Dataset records
######
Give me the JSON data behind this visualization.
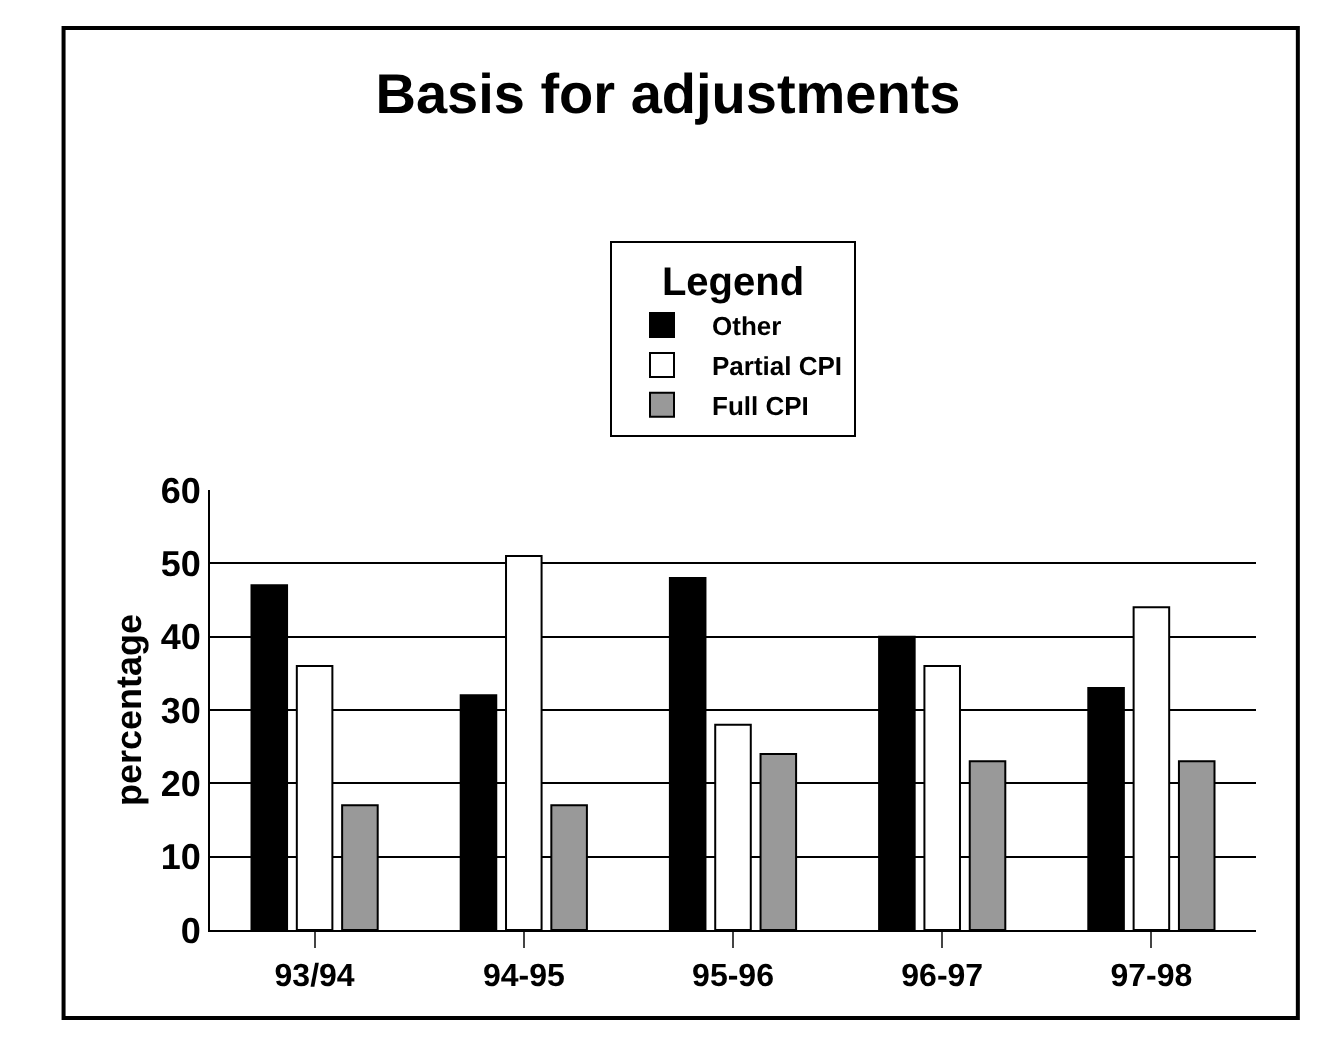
{
  "chart_data": {
    "type": "bar",
    "title": "Basis for adjustments",
    "ylabel": "percentage",
    "legend_title": "Legend",
    "categories": [
      "93/94",
      "94-95",
      "95-96",
      "96-97",
      "97-98"
    ],
    "series": [
      {
        "name": "Other",
        "color": "#000000",
        "values": [
          47,
          32,
          48,
          40,
          33
        ]
      },
      {
        "name": "Partial CPI",
        "color": "#ffffff",
        "values": [
          36,
          51,
          28,
          36,
          44
        ]
      },
      {
        "name": "Full CPI",
        "color": "#999999",
        "values": [
          17,
          17,
          24,
          23,
          23
        ]
      }
    ],
    "ylim": [
      0,
      60
    ],
    "yticks": [
      0,
      10,
      20,
      30,
      40,
      50,
      60
    ],
    "grid": "y",
    "legend": "top"
  }
}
######
§ **EXERCISE BRIEF**:
Exclude the pictures. Write out the remaining data exactly.

§ **EXERCISE ANSWER**:
Give me the JSON data behind this visualization.
{
  "chart_data": {
    "type": "bar",
    "title": "Basis for adjustments",
    "ylabel": "percentage",
    "legend_title": "Legend",
    "categories": [
      "93/94",
      "94-95",
      "95-96",
      "96-97",
      "97-98"
    ],
    "series": [
      {
        "name": "Other",
        "color": "#000000",
        "values": [
          47,
          32,
          48,
          40,
          33
        ]
      },
      {
        "name": "Partial CPI",
        "color": "#ffffff",
        "values": [
          36,
          51,
          28,
          36,
          44
        ]
      },
      {
        "name": "Full CPI",
        "color": "#999999",
        "values": [
          17,
          17,
          24,
          23,
          23
        ]
      }
    ],
    "ylim": [
      0,
      60
    ],
    "yticks": [
      0,
      10,
      20,
      30,
      40,
      50,
      60
    ],
    "grid": "y",
    "legend": "top"
  }
}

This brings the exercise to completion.